**Goal of the exercise**
Copy every line from the data below in which the string "commercial" can be found.

**Dataset extract**
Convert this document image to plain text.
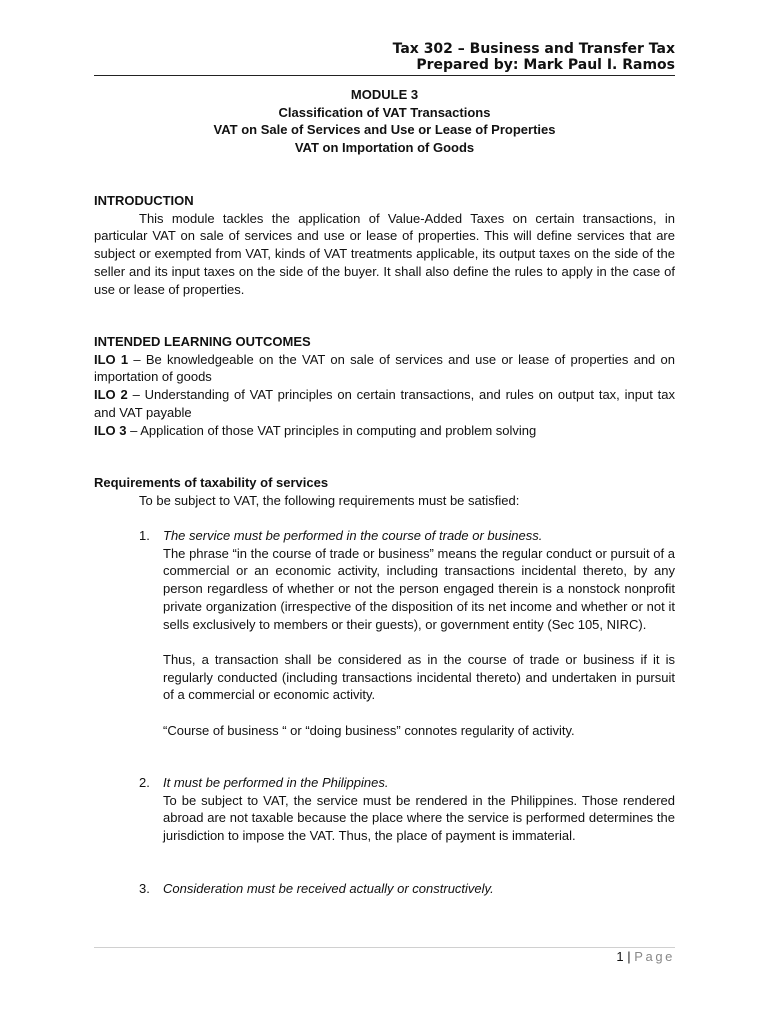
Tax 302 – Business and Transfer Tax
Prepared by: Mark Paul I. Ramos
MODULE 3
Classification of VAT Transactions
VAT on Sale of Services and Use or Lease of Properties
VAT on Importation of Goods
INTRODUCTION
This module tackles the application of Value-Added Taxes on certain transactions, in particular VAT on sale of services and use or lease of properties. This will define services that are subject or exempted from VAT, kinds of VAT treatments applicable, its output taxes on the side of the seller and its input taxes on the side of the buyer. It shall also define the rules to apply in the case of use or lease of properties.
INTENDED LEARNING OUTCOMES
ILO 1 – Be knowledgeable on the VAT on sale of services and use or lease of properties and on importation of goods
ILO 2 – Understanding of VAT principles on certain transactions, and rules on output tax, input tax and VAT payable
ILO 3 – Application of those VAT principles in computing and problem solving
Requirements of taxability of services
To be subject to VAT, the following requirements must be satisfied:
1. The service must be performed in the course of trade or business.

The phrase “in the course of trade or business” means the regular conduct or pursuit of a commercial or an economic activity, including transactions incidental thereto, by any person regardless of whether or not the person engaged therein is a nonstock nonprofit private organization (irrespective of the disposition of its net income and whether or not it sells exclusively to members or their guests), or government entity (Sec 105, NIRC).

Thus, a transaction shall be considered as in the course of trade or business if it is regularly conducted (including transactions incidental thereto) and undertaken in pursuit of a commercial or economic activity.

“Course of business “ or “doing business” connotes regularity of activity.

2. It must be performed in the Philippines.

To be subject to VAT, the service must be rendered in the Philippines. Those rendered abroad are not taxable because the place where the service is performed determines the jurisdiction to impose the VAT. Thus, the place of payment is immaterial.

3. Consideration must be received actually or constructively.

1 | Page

**Solution**
The phrase “in the course of trade or business” means the regular conduct or pursuit of a commercial or an economic activity, including transactions incidental thereto, by any person regardless of whether or not the person engaged therein is a nonstock nonprofit private organization (irrespective of the disposition of its net income and whether or not it sells exclusively to members or their guests), or government entity (Sec 105, NIRC).
Thus, a transaction shall be considered as in the course of trade or business if it is regularly conducted (including transactions incidental thereto) and undertaken in pursuit of a commercial or economic activity.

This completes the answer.